**Task to complete:**
Below is a block of records: output all of them exactly and leave out the pictures.

**Collected data:**

====

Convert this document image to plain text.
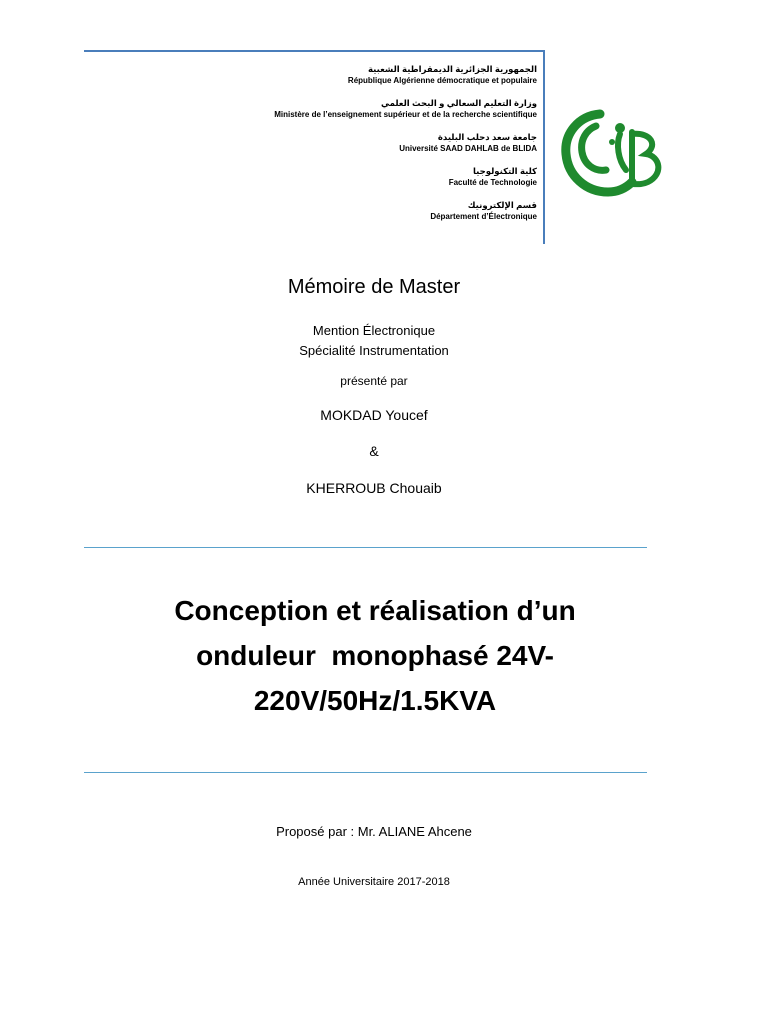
الجمهورية الجزائرية الديمقراطية الشعبية
République Algérienne démocratique et populaire
وزارة التعليم السعالي و البحث العلمي
Ministère de l’enseignement supérieur et de la recherche scientifique
جامعة سعد دحلب البليدة
Université SAAD DAHLAB de BLIDA
كلية التكنولوجيا
Faculté de Technologie
قسم الإلكترونيك
Département d’Électronique
Mémoire de Master
Mention Électronique
Spécialité Instrumentation
présenté par
MOKDAD Youcef
&
KHERROUB Chouaib
Conception et réalisation d’un
onduleur  monophasé 24V-
220V/50Hz/1.5KVA
Proposé par : Mr. ALIANE Ahcene
Année Universitaire 2017-2018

====

**Result for this task:**
Convert this document image to plain text.
الجمهورية الجزائرية الديمقراطية الشعبية
République Algérienne démocratique et populaire
وزارة التعليم السعالي و البحث العلمي
Ministère de l’enseignement supérieur et de la recherche scientifique
جامعة سعد دحلب البليدة
Université SAAD DAHLAB de BLIDA
كلية التكنولوجيا
Faculté de Technologie
قسم الإلكترونيك
Département d’Électronique
Mémoire de Master
Mention Électronique
Spécialité Instrumentation
présenté par
MOKDAD Youcef
&
KHERROUB Chouaib
Conception et réalisation d’un
onduleur  monophasé 24V-
220V/50Hz/1.5KVA
Proposé par : Mr. ALIANE Ahcene
Année Universitaire 2017-2018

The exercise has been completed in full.